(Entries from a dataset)
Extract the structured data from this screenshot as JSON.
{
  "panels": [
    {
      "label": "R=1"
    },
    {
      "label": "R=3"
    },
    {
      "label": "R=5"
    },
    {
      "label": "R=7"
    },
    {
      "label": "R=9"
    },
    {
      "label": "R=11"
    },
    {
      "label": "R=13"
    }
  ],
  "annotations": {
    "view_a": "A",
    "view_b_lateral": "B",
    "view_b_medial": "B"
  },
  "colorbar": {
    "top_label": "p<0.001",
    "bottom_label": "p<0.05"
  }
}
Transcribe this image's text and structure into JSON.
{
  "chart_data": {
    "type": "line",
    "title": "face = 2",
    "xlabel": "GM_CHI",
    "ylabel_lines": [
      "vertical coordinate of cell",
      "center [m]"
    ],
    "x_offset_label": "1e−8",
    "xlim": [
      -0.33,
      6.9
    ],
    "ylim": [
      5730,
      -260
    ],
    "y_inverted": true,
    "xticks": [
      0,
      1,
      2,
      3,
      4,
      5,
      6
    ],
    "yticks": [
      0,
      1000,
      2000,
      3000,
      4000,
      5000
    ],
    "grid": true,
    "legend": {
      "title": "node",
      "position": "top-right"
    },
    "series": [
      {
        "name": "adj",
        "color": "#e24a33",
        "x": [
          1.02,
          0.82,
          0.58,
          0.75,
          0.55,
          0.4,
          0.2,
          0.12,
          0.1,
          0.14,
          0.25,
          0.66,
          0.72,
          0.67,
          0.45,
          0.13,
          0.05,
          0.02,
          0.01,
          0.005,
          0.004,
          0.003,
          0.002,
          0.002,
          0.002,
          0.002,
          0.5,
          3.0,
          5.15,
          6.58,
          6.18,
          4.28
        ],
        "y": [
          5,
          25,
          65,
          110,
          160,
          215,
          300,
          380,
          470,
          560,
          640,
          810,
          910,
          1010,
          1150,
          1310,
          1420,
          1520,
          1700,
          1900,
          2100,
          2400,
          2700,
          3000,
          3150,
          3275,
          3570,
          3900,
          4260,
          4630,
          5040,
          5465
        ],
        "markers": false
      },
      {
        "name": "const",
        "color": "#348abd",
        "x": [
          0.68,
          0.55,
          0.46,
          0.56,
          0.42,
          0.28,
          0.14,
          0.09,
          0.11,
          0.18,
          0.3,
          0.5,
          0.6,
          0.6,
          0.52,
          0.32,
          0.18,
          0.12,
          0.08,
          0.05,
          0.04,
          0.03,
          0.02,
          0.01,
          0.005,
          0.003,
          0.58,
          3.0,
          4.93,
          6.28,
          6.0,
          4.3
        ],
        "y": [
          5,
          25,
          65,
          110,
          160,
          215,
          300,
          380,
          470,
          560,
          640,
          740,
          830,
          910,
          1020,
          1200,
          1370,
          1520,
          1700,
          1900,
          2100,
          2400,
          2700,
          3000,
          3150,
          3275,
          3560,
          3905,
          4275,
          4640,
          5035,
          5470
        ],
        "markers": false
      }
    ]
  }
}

• [TASK]: Restate each of the entries above verbatim.

• [EXERCISE RESPONSE]:
Extract the structured data from this screenshot as JSON.
{
  "panels": [
    {
      "label": "R=1"
    },
    {
      "label": "R=3"
    },
    {
      "label": "R=5"
    },
    {
      "label": "R=7"
    },
    {
      "label": "R=9"
    },
    {
      "label": "R=11"
    },
    {
      "label": "R=13"
    }
  ],
  "annotations": {
    "view_a": "A",
    "view_b_lateral": "B",
    "view_b_medial": "B"
  },
  "colorbar": {
    "top_label": "p<0.001",
    "bottom_label": "p<0.05"
  }
}
Transcribe this image's text and structure into JSON.
{
  "chart_data": {
    "type": "line",
    "title": "face = 2",
    "xlabel": "GM_CHI",
    "ylabel_lines": [
      "vertical coordinate of cell",
      "center [m]"
    ],
    "x_offset_label": "1e−8",
    "xlim": [
      -0.33,
      6.9
    ],
    "ylim": [
      5730,
      -260
    ],
    "y_inverted": true,
    "xticks": [
      0,
      1,
      2,
      3,
      4,
      5,
      6
    ],
    "yticks": [
      0,
      1000,
      2000,
      3000,
      4000,
      5000
    ],
    "grid": true,
    "legend": {
      "title": "node",
      "position": "top-right"
    },
    "series": [
      {
        "name": "adj",
        "color": "#e24a33",
        "x": [
          1.02,
          0.82,
          0.58,
          0.75,
          0.55,
          0.4,
          0.2,
          0.12,
          0.1,
          0.14,
          0.25,
          0.66,
          0.72,
          0.67,
          0.45,
          0.13,
          0.05,
          0.02,
          0.01,
          0.005,
          0.004,
          0.003,
          0.002,
          0.002,
          0.002,
          0.002,
          0.5,
          3.0,
          5.15,
          6.58,
          6.18,
          4.28
        ],
        "y": [
          5,
          25,
          65,
          110,
          160,
          215,
          300,
          380,
          470,
          560,
          640,
          810,
          910,
          1010,
          1150,
          1310,
          1420,
          1520,
          1700,
          1900,
          2100,
          2400,
          2700,
          3000,
          3150,
          3275,
          3570,
          3900,
          4260,
          4630,
          5040,
          5465
        ],
        "markers": false
      },
      {
        "name": "const",
        "color": "#348abd",
        "x": [
          0.68,
          0.55,
          0.46,
          0.56,
          0.42,
          0.28,
          0.14,
          0.09,
          0.11,
          0.18,
          0.3,
          0.5,
          0.6,
          0.6,
          0.52,
          0.32,
          0.18,
          0.12,
          0.08,
          0.05,
          0.04,
          0.03,
          0.02,
          0.01,
          0.005,
          0.003,
          0.58,
          3.0,
          4.93,
          6.28,
          6.0,
          4.3
        ],
        "y": [
          5,
          25,
          65,
          110,
          160,
          215,
          300,
          380,
          470,
          560,
          640,
          740,
          830,
          910,
          1020,
          1200,
          1370,
          1520,
          1700,
          1900,
          2100,
          2400,
          2700,
          3000,
          3150,
          3275,
          3560,
          3905,
          4275,
          4640,
          5035,
          5470
        ],
        "markers": false
      }
    ]
  }
}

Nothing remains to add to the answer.